_Spatial layout entries_.
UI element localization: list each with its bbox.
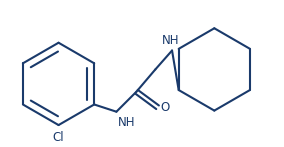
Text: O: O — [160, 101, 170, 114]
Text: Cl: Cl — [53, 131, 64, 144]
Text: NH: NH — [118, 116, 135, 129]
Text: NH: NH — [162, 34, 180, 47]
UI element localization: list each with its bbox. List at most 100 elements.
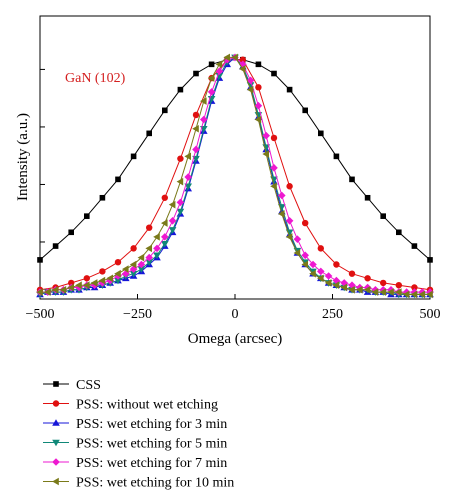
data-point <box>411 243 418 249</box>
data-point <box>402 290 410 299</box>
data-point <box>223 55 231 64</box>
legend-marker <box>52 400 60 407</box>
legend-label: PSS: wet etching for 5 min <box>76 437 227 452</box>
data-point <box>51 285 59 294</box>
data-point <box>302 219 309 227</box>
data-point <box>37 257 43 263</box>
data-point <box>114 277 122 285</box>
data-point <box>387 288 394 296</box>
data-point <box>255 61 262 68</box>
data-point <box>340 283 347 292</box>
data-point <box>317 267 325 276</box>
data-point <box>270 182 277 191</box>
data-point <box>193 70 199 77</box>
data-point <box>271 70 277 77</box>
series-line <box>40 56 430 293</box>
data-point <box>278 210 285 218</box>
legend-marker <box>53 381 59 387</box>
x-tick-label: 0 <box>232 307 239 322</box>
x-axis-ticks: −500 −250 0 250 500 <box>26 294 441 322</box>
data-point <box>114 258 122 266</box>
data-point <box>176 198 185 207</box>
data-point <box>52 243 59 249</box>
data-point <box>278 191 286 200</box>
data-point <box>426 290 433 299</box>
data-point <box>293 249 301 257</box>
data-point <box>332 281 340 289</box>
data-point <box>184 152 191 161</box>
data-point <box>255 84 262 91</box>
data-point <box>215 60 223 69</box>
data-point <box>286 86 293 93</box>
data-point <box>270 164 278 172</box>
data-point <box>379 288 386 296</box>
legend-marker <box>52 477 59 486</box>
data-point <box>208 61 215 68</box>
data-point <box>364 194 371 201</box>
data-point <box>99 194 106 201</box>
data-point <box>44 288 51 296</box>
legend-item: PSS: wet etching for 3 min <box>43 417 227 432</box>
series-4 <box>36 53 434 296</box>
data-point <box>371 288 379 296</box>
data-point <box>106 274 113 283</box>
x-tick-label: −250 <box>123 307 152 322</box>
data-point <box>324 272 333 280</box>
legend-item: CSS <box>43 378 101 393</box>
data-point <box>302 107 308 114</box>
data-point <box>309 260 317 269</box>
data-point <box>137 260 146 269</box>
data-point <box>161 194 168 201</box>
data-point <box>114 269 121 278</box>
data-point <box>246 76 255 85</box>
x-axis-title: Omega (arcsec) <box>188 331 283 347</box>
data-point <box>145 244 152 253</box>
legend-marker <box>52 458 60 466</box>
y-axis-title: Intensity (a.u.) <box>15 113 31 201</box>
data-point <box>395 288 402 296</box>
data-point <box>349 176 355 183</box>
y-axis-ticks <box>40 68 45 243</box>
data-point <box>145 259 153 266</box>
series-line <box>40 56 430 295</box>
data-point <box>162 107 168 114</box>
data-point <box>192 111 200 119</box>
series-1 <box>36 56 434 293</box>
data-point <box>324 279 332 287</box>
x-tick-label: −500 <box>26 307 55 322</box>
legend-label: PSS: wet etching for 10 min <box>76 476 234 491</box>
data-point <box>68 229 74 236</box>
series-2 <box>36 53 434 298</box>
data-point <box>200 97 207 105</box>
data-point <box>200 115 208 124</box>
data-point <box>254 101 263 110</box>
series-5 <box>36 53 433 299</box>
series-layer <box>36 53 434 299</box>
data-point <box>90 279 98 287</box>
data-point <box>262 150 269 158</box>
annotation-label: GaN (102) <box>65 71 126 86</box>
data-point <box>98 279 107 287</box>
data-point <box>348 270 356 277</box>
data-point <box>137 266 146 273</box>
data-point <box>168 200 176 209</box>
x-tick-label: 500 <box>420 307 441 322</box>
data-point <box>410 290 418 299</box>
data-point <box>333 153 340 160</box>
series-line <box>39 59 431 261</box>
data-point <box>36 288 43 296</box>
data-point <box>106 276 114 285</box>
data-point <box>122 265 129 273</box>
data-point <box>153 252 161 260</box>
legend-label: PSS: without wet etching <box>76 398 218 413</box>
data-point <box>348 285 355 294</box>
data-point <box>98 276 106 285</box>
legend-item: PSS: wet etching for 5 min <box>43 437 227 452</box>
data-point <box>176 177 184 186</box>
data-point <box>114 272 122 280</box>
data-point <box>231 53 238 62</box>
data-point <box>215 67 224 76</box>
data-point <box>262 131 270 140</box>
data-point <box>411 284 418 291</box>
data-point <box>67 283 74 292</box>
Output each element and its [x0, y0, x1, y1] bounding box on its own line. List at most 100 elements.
==
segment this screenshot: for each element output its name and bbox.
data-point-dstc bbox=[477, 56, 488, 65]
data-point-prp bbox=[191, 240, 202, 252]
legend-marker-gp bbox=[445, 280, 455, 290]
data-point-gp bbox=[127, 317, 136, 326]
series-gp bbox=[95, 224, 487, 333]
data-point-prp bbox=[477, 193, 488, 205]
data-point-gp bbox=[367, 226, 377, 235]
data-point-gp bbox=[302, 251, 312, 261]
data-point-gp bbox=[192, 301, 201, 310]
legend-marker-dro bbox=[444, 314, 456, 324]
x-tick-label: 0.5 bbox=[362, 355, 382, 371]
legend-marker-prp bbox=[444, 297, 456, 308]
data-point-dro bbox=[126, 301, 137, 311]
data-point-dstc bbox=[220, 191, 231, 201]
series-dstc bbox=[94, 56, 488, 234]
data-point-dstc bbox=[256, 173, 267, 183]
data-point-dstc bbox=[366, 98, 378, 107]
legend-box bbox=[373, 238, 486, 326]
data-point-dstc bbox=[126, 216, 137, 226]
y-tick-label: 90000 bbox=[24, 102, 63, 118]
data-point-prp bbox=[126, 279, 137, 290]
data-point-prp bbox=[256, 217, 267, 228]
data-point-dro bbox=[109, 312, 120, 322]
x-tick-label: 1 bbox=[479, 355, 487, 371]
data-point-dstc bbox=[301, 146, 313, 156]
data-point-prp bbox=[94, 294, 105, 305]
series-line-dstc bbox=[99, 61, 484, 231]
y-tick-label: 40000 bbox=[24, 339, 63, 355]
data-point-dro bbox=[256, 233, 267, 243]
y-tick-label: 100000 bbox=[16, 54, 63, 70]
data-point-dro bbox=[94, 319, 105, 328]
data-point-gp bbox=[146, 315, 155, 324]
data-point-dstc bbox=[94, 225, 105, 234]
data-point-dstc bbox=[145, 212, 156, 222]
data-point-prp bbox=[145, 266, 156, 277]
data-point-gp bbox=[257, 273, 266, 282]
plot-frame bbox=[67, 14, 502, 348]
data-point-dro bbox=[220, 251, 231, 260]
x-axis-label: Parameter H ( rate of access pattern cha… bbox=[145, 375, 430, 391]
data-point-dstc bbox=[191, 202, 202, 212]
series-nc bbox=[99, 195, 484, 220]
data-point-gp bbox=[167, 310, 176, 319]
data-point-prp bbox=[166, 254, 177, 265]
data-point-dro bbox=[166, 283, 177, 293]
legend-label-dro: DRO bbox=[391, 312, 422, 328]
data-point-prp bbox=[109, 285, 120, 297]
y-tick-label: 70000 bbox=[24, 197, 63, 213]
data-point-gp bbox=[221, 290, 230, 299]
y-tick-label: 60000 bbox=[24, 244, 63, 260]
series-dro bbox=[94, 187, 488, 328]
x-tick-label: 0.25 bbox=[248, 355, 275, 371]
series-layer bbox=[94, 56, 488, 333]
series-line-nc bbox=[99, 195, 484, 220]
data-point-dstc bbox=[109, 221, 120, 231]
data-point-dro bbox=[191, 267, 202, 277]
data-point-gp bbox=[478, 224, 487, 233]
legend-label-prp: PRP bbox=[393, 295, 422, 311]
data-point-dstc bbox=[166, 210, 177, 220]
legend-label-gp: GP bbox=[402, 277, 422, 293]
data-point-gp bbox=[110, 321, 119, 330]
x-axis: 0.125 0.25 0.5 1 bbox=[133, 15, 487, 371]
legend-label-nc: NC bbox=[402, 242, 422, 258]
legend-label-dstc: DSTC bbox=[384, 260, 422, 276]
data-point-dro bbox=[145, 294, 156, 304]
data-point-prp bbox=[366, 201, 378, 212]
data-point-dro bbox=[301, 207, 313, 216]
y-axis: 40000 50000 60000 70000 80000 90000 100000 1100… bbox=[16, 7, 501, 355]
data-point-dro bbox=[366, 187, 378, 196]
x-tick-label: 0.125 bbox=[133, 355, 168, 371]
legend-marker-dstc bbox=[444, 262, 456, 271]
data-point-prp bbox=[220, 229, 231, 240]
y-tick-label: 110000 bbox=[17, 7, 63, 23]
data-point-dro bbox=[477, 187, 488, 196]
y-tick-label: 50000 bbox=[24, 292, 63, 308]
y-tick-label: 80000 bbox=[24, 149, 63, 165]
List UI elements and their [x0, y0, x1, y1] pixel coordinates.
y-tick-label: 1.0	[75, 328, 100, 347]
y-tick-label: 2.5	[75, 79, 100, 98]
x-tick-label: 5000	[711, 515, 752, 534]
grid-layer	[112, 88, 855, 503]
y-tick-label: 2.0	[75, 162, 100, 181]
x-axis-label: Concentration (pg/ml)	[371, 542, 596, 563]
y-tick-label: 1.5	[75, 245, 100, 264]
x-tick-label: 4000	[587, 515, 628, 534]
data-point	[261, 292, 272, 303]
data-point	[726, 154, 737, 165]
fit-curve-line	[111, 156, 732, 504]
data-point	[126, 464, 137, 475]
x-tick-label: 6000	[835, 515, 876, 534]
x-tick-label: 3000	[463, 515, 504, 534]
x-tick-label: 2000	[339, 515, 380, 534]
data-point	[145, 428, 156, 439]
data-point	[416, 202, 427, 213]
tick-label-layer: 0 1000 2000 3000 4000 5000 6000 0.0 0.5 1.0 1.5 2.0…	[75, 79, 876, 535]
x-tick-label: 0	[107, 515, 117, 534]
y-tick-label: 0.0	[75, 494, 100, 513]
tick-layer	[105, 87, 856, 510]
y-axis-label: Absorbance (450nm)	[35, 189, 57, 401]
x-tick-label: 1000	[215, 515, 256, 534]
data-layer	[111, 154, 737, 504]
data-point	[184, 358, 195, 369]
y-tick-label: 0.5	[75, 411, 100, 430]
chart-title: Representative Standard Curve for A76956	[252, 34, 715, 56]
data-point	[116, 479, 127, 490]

_Given request_. Copy out, unchanged, the lines from the one containing "segment this screenshot: for" up to and including the one containing "data-point-gp bbox=[192, 301, 201, 310]".

_Response to the task_.
segment this screenshot: for each element output its name and bbox.
data-point-dstc bbox=[477, 56, 488, 65]
data-point-prp bbox=[191, 240, 202, 252]
legend-marker-gp bbox=[445, 280, 455, 290]
data-point-gp bbox=[127, 317, 136, 326]
series-gp bbox=[95, 224, 487, 333]
data-point-prp bbox=[477, 193, 488, 205]
data-point-gp bbox=[367, 226, 377, 235]
data-point-gp bbox=[302, 251, 312, 261]
data-point-gp bbox=[192, 301, 201, 310]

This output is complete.